Without the pictures, output the records below word for word.

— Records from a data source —
------------------------------------------------------------------------

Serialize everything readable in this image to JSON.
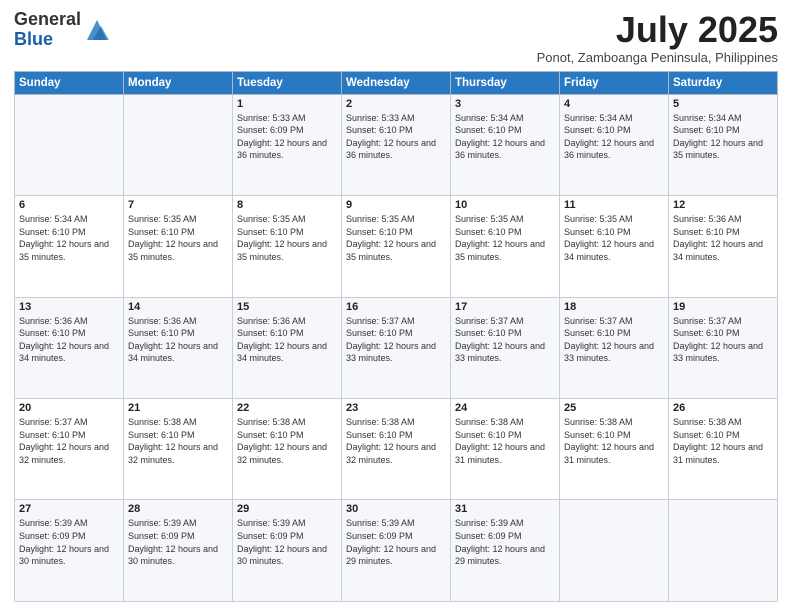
{
  "logo": {
    "general": "General",
    "blue": "Blue"
  },
  "title": "July 2025",
  "location": "Ponot, Zamboanga Peninsula, Philippines",
  "days_of_week": [
    "Sunday",
    "Monday",
    "Tuesday",
    "Wednesday",
    "Thursday",
    "Friday",
    "Saturday"
  ],
  "weeks": [
    [
      {
        "day": "",
        "info": ""
      },
      {
        "day": "",
        "info": ""
      },
      {
        "day": "1",
        "info": "Sunrise: 5:33 AM\nSunset: 6:09 PM\nDaylight: 12 hours and 36 minutes."
      },
      {
        "day": "2",
        "info": "Sunrise: 5:33 AM\nSunset: 6:10 PM\nDaylight: 12 hours and 36 minutes."
      },
      {
        "day": "3",
        "info": "Sunrise: 5:34 AM\nSunset: 6:10 PM\nDaylight: 12 hours and 36 minutes."
      },
      {
        "day": "4",
        "info": "Sunrise: 5:34 AM\nSunset: 6:10 PM\nDaylight: 12 hours and 36 minutes."
      },
      {
        "day": "5",
        "info": "Sunrise: 5:34 AM\nSunset: 6:10 PM\nDaylight: 12 hours and 35 minutes."
      }
    ],
    [
      {
        "day": "6",
        "info": "Sunrise: 5:34 AM\nSunset: 6:10 PM\nDaylight: 12 hours and 35 minutes."
      },
      {
        "day": "7",
        "info": "Sunrise: 5:35 AM\nSunset: 6:10 PM\nDaylight: 12 hours and 35 minutes."
      },
      {
        "day": "8",
        "info": "Sunrise: 5:35 AM\nSunset: 6:10 PM\nDaylight: 12 hours and 35 minutes."
      },
      {
        "day": "9",
        "info": "Sunrise: 5:35 AM\nSunset: 6:10 PM\nDaylight: 12 hours and 35 minutes."
      },
      {
        "day": "10",
        "info": "Sunrise: 5:35 AM\nSunset: 6:10 PM\nDaylight: 12 hours and 35 minutes."
      },
      {
        "day": "11",
        "info": "Sunrise: 5:35 AM\nSunset: 6:10 PM\nDaylight: 12 hours and 34 minutes."
      },
      {
        "day": "12",
        "info": "Sunrise: 5:36 AM\nSunset: 6:10 PM\nDaylight: 12 hours and 34 minutes."
      }
    ],
    [
      {
        "day": "13",
        "info": "Sunrise: 5:36 AM\nSunset: 6:10 PM\nDaylight: 12 hours and 34 minutes."
      },
      {
        "day": "14",
        "info": "Sunrise: 5:36 AM\nSunset: 6:10 PM\nDaylight: 12 hours and 34 minutes."
      },
      {
        "day": "15",
        "info": "Sunrise: 5:36 AM\nSunset: 6:10 PM\nDaylight: 12 hours and 34 minutes."
      },
      {
        "day": "16",
        "info": "Sunrise: 5:37 AM\nSunset: 6:10 PM\nDaylight: 12 hours and 33 minutes."
      },
      {
        "day": "17",
        "info": "Sunrise: 5:37 AM\nSunset: 6:10 PM\nDaylight: 12 hours and 33 minutes."
      },
      {
        "day": "18",
        "info": "Sunrise: 5:37 AM\nSunset: 6:10 PM\nDaylight: 12 hours and 33 minutes."
      },
      {
        "day": "19",
        "info": "Sunrise: 5:37 AM\nSunset: 6:10 PM\nDaylight: 12 hours and 33 minutes."
      }
    ],
    [
      {
        "day": "20",
        "info": "Sunrise: 5:37 AM\nSunset: 6:10 PM\nDaylight: 12 hours and 32 minutes."
      },
      {
        "day": "21",
        "info": "Sunrise: 5:38 AM\nSunset: 6:10 PM\nDaylight: 12 hours and 32 minutes."
      },
      {
        "day": "22",
        "info": "Sunrise: 5:38 AM\nSunset: 6:10 PM\nDaylight: 12 hours and 32 minutes."
      },
      {
        "day": "23",
        "info": "Sunrise: 5:38 AM\nSunset: 6:10 PM\nDaylight: 12 hours and 32 minutes."
      },
      {
        "day": "24",
        "info": "Sunrise: 5:38 AM\nSunset: 6:10 PM\nDaylight: 12 hours and 31 minutes."
      },
      {
        "day": "25",
        "info": "Sunrise: 5:38 AM\nSunset: 6:10 PM\nDaylight: 12 hours and 31 minutes."
      },
      {
        "day": "26",
        "info": "Sunrise: 5:38 AM\nSunset: 6:10 PM\nDaylight: 12 hours and 31 minutes."
      }
    ],
    [
      {
        "day": "27",
        "info": "Sunrise: 5:39 AM\nSunset: 6:09 PM\nDaylight: 12 hours and 30 minutes."
      },
      {
        "day": "28",
        "info": "Sunrise: 5:39 AM\nSunset: 6:09 PM\nDaylight: 12 hours and 30 minutes."
      },
      {
        "day": "29",
        "info": "Sunrise: 5:39 AM\nSunset: 6:09 PM\nDaylight: 12 hours and 30 minutes."
      },
      {
        "day": "30",
        "info": "Sunrise: 5:39 AM\nSunset: 6:09 PM\nDaylight: 12 hours and 29 minutes."
      },
      {
        "day": "31",
        "info": "Sunrise: 5:39 AM\nSunset: 6:09 PM\nDaylight: 12 hours and 29 minutes."
      },
      {
        "day": "",
        "info": ""
      },
      {
        "day": "",
        "info": ""
      }
    ]
  ]
}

------------------------------------------------------------------------

— Solution below —
Serialize everything readable in this image to JSON.
{
  "logo": {
    "general": "General",
    "blue": "Blue"
  },
  "title": "July 2025",
  "location": "Ponot, Zamboanga Peninsula, Philippines",
  "days_of_week": [
    "Sunday",
    "Monday",
    "Tuesday",
    "Wednesday",
    "Thursday",
    "Friday",
    "Saturday"
  ],
  "weeks": [
    [
      {
        "day": "",
        "info": ""
      },
      {
        "day": "",
        "info": ""
      },
      {
        "day": "1",
        "info": "Sunrise: 5:33 AM\nSunset: 6:09 PM\nDaylight: 12 hours and 36 minutes."
      },
      {
        "day": "2",
        "info": "Sunrise: 5:33 AM\nSunset: 6:10 PM\nDaylight: 12 hours and 36 minutes."
      },
      {
        "day": "3",
        "info": "Sunrise: 5:34 AM\nSunset: 6:10 PM\nDaylight: 12 hours and 36 minutes."
      },
      {
        "day": "4",
        "info": "Sunrise: 5:34 AM\nSunset: 6:10 PM\nDaylight: 12 hours and 36 minutes."
      },
      {
        "day": "5",
        "info": "Sunrise: 5:34 AM\nSunset: 6:10 PM\nDaylight: 12 hours and 35 minutes."
      }
    ],
    [
      {
        "day": "6",
        "info": "Sunrise: 5:34 AM\nSunset: 6:10 PM\nDaylight: 12 hours and 35 minutes."
      },
      {
        "day": "7",
        "info": "Sunrise: 5:35 AM\nSunset: 6:10 PM\nDaylight: 12 hours and 35 minutes."
      },
      {
        "day": "8",
        "info": "Sunrise: 5:35 AM\nSunset: 6:10 PM\nDaylight: 12 hours and 35 minutes."
      },
      {
        "day": "9",
        "info": "Sunrise: 5:35 AM\nSunset: 6:10 PM\nDaylight: 12 hours and 35 minutes."
      },
      {
        "day": "10",
        "info": "Sunrise: 5:35 AM\nSunset: 6:10 PM\nDaylight: 12 hours and 35 minutes."
      },
      {
        "day": "11",
        "info": "Sunrise: 5:35 AM\nSunset: 6:10 PM\nDaylight: 12 hours and 34 minutes."
      },
      {
        "day": "12",
        "info": "Sunrise: 5:36 AM\nSunset: 6:10 PM\nDaylight: 12 hours and 34 minutes."
      }
    ],
    [
      {
        "day": "13",
        "info": "Sunrise: 5:36 AM\nSunset: 6:10 PM\nDaylight: 12 hours and 34 minutes."
      },
      {
        "day": "14",
        "info": "Sunrise: 5:36 AM\nSunset: 6:10 PM\nDaylight: 12 hours and 34 minutes."
      },
      {
        "day": "15",
        "info": "Sunrise: 5:36 AM\nSunset: 6:10 PM\nDaylight: 12 hours and 34 minutes."
      },
      {
        "day": "16",
        "info": "Sunrise: 5:37 AM\nSunset: 6:10 PM\nDaylight: 12 hours and 33 minutes."
      },
      {
        "day": "17",
        "info": "Sunrise: 5:37 AM\nSunset: 6:10 PM\nDaylight: 12 hours and 33 minutes."
      },
      {
        "day": "18",
        "info": "Sunrise: 5:37 AM\nSunset: 6:10 PM\nDaylight: 12 hours and 33 minutes."
      },
      {
        "day": "19",
        "info": "Sunrise: 5:37 AM\nSunset: 6:10 PM\nDaylight: 12 hours and 33 minutes."
      }
    ],
    [
      {
        "day": "20",
        "info": "Sunrise: 5:37 AM\nSunset: 6:10 PM\nDaylight: 12 hours and 32 minutes."
      },
      {
        "day": "21",
        "info": "Sunrise: 5:38 AM\nSunset: 6:10 PM\nDaylight: 12 hours and 32 minutes."
      },
      {
        "day": "22",
        "info": "Sunrise: 5:38 AM\nSunset: 6:10 PM\nDaylight: 12 hours and 32 minutes."
      },
      {
        "day": "23",
        "info": "Sunrise: 5:38 AM\nSunset: 6:10 PM\nDaylight: 12 hours and 32 minutes."
      },
      {
        "day": "24",
        "info": "Sunrise: 5:38 AM\nSunset: 6:10 PM\nDaylight: 12 hours and 31 minutes."
      },
      {
        "day": "25",
        "info": "Sunrise: 5:38 AM\nSunset: 6:10 PM\nDaylight: 12 hours and 31 minutes."
      },
      {
        "day": "26",
        "info": "Sunrise: 5:38 AM\nSunset: 6:10 PM\nDaylight: 12 hours and 31 minutes."
      }
    ],
    [
      {
        "day": "27",
        "info": "Sunrise: 5:39 AM\nSunset: 6:09 PM\nDaylight: 12 hours and 30 minutes."
      },
      {
        "day": "28",
        "info": "Sunrise: 5:39 AM\nSunset: 6:09 PM\nDaylight: 12 hours and 30 minutes."
      },
      {
        "day": "29",
        "info": "Sunrise: 5:39 AM\nSunset: 6:09 PM\nDaylight: 12 hours and 30 minutes."
      },
      {
        "day": "30",
        "info": "Sunrise: 5:39 AM\nSunset: 6:09 PM\nDaylight: 12 hours and 29 minutes."
      },
      {
        "day": "31",
        "info": "Sunrise: 5:39 AM\nSunset: 6:09 PM\nDaylight: 12 hours and 29 minutes."
      },
      {
        "day": "",
        "info": ""
      },
      {
        "day": "",
        "info": ""
      }
    ]
  ]
}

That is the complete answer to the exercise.